## EXERCISE GOAL
Go through the data below. Pull out every line that has the word "Department".

## MATERIAL SHOWN
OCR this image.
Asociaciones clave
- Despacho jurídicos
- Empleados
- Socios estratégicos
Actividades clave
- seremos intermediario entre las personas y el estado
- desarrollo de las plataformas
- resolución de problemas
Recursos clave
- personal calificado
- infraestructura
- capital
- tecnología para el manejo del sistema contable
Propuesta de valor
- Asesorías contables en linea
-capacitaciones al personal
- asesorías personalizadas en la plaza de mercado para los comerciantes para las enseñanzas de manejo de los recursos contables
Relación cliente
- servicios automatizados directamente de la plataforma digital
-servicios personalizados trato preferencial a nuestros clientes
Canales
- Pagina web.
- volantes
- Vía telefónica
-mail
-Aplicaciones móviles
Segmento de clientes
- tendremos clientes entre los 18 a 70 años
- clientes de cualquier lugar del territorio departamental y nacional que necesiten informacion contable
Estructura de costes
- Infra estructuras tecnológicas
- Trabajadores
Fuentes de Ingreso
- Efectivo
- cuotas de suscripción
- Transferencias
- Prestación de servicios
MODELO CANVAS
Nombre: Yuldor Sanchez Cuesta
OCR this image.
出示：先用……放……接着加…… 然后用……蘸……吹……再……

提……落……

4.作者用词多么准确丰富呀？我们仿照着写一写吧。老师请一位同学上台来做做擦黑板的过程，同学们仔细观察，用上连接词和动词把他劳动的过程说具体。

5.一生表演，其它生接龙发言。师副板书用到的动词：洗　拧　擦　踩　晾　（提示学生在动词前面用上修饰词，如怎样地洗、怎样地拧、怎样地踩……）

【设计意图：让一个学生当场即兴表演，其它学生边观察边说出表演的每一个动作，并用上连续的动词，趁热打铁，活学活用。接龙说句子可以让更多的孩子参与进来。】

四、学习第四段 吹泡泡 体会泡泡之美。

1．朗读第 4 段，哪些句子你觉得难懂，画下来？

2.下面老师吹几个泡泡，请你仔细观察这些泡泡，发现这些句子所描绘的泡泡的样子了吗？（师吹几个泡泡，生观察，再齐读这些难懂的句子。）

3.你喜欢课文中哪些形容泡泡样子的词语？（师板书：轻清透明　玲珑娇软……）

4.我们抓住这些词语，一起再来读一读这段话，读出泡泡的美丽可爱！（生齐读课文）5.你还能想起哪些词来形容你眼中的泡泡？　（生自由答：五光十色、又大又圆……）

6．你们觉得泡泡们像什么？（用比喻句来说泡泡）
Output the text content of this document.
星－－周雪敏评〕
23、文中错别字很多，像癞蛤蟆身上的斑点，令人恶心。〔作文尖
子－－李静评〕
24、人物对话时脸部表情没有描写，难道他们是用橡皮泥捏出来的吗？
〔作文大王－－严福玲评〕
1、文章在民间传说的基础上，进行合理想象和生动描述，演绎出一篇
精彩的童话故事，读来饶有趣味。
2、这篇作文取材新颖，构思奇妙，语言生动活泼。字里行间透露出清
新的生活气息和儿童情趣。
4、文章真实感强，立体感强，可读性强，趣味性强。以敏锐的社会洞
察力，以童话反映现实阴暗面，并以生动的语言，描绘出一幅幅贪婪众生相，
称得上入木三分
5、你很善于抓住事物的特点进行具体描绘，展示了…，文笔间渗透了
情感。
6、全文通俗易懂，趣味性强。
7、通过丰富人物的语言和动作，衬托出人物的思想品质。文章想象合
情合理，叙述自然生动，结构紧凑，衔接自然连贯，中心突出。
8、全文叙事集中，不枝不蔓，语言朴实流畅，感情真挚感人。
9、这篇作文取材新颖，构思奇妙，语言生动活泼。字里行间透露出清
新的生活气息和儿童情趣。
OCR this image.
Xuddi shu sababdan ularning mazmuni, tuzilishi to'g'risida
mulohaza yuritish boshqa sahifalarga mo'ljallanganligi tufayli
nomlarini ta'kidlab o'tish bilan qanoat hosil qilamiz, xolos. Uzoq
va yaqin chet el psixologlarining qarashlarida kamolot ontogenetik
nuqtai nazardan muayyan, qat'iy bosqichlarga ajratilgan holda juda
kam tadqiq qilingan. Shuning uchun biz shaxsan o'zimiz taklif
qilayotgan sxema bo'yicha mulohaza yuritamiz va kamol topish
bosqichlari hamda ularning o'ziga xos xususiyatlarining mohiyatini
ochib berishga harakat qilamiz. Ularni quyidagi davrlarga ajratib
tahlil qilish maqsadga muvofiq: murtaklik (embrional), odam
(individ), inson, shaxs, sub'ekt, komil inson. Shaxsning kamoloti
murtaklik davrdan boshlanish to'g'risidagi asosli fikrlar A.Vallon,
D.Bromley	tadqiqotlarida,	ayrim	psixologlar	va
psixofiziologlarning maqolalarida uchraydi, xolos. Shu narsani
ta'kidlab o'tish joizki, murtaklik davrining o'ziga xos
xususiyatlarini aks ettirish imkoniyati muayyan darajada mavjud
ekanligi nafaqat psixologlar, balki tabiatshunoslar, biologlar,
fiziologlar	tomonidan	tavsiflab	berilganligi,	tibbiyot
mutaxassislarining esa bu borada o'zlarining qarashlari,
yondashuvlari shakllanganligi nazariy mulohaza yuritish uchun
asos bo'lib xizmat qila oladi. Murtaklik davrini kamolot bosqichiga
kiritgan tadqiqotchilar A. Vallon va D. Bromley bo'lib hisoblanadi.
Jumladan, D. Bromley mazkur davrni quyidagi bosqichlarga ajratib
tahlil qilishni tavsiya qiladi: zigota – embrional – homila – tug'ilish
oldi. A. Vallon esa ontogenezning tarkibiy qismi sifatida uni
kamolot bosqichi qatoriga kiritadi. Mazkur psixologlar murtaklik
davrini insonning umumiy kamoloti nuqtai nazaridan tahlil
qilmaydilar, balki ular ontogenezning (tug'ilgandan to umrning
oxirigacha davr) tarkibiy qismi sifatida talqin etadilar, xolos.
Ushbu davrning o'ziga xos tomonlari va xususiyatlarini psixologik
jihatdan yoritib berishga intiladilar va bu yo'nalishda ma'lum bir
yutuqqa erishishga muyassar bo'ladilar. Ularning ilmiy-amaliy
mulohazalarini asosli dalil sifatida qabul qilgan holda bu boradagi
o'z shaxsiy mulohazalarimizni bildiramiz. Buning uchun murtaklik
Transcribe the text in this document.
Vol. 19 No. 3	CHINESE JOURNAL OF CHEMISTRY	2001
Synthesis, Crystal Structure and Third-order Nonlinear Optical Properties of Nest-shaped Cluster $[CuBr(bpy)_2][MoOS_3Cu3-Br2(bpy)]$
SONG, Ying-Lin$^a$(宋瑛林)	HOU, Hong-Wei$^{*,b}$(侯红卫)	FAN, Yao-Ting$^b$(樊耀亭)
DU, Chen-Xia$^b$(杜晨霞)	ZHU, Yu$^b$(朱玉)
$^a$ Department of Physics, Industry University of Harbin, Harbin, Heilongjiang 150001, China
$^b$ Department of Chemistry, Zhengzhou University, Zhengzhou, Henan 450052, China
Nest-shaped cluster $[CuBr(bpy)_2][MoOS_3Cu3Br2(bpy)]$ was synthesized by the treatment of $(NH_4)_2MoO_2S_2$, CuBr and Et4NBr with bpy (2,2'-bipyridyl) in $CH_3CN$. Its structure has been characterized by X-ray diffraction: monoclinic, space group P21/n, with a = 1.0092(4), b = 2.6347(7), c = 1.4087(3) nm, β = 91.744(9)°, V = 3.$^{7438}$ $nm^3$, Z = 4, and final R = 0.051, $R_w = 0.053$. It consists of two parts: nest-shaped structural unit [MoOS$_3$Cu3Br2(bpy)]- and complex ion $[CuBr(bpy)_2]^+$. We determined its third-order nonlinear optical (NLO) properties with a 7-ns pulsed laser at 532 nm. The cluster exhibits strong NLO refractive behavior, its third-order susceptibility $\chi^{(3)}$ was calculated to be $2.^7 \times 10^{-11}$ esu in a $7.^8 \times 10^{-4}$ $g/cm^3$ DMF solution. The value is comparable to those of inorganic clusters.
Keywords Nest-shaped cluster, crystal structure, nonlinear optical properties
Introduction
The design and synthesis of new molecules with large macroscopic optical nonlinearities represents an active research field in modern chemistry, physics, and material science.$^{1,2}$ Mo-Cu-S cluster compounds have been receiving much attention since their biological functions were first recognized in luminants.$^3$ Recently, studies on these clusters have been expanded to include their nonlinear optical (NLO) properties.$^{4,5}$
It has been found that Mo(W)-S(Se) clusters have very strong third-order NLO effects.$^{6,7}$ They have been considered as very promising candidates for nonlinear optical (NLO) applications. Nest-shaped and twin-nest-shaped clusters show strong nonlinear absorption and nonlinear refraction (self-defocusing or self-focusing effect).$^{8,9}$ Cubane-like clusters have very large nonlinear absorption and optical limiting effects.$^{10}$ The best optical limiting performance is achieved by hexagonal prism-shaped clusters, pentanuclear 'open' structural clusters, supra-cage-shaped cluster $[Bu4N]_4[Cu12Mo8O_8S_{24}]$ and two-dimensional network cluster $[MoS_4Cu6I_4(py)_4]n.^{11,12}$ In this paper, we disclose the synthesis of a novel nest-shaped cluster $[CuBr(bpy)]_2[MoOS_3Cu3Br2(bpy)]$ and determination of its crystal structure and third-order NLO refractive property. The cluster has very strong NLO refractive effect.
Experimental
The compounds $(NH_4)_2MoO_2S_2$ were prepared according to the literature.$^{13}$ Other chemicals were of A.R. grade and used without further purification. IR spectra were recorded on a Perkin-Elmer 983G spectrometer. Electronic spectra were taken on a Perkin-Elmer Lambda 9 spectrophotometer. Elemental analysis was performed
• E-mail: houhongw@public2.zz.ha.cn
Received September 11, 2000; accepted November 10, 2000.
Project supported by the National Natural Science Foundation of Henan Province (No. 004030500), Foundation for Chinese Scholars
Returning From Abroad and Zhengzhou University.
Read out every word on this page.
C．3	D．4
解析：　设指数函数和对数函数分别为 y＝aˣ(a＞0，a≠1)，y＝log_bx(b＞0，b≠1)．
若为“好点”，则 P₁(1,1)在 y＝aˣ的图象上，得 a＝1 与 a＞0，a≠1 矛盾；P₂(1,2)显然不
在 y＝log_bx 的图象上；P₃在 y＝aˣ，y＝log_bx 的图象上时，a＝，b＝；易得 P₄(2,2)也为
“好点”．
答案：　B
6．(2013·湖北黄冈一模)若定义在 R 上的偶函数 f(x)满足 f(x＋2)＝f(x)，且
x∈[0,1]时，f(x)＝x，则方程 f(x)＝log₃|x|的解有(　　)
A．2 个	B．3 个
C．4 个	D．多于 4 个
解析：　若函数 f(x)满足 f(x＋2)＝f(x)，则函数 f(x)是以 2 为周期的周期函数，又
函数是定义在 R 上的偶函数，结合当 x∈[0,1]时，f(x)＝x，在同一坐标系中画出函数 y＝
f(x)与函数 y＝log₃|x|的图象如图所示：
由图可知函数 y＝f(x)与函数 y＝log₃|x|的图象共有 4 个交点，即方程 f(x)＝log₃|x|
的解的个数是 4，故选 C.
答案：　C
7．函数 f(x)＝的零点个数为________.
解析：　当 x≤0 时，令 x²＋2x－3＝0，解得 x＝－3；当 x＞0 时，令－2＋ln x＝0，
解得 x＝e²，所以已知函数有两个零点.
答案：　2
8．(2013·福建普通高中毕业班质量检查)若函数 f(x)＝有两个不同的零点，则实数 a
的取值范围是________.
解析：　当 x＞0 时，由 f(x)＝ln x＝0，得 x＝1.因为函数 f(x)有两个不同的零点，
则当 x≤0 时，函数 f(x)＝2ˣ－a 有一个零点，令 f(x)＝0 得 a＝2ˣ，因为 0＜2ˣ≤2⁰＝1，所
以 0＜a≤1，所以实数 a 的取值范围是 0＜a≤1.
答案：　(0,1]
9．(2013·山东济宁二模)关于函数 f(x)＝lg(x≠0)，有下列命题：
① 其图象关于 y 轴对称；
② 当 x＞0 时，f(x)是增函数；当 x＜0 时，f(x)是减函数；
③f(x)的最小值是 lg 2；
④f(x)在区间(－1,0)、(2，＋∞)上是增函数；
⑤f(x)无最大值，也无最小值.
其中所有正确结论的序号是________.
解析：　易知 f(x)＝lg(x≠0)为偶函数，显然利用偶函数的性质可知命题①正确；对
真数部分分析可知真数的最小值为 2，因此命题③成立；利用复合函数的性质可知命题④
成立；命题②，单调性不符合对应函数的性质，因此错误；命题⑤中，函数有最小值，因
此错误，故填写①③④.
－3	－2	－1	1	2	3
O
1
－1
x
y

## EXERCISE RESULT
$^a$ Department of Physics, Industry University of Harbin, Harbin, Heilongjiang 150001, China
$^b$ Department of Chemistry, Zhengzhou University, Zhengzhou, Henan 450052, China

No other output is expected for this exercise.